*Task details*
Starting at the line that contains "What data populates", copy each line through the final one exactly as written.

*Records to use*
+++++
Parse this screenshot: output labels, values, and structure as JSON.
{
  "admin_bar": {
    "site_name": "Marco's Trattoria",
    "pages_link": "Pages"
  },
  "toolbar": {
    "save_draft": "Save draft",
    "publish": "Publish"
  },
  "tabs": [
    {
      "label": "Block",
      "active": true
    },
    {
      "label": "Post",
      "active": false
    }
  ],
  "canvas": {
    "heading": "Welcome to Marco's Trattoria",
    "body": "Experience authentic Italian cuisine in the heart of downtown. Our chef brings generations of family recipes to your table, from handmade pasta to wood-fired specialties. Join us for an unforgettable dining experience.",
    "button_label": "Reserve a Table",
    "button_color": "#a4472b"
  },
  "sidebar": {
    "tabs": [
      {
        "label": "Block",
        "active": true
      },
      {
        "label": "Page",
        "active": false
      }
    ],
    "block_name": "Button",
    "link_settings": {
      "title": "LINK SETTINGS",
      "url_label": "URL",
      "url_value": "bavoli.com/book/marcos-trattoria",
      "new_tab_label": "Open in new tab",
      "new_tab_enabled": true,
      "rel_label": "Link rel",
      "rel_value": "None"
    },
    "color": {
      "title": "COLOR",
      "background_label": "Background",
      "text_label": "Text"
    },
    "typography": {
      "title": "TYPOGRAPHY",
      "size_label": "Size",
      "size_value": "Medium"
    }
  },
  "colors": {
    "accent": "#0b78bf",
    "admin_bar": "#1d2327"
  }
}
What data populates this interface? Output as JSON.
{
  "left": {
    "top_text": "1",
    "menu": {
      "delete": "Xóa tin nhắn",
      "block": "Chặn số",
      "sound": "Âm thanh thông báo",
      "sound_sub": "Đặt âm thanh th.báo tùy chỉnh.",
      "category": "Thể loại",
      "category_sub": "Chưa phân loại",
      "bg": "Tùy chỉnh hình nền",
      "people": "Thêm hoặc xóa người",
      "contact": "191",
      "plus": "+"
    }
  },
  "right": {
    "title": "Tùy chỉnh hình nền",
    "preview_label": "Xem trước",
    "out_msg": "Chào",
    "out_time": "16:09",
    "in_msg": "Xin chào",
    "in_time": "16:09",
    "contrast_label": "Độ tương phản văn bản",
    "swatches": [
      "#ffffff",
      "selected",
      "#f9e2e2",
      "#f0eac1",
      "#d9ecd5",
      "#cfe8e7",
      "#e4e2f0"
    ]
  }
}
+++++
*Written answer*
What data populates this interface? Output as JSON.
{
  "left": {
    "top_text": "1",
    "menu": {
      "delete": "Xóa tin nhắn",
      "block": "Chặn số",
      "sound": "Âm thanh thông báo",
      "sound_sub": "Đặt âm thanh th.báo tùy chỉnh.",
      "category": "Thể loại",
      "category_sub": "Chưa phân loại",
      "bg": "Tùy chỉnh hình nền",
      "people": "Thêm hoặc xóa người",
      "contact": "191",
      "plus": "+"
    }
  },
  "right": {
    "title": "Tùy chỉnh hình nền",
    "preview_label": "Xem trước",
    "out_msg": "Chào",
    "out_time": "16:09",
    "in_msg": "Xin chào",
    "in_time": "16:09",
    "contrast_label": "Độ tương phản văn bản",
    "swatches": [
      "#ffffff",
      "selected",
      "#f9e2e2",
      "#f0eac1",
      "#d9ecd5",
      "#cfe8e7",
      "#e4e2f0"
    ]
  }
}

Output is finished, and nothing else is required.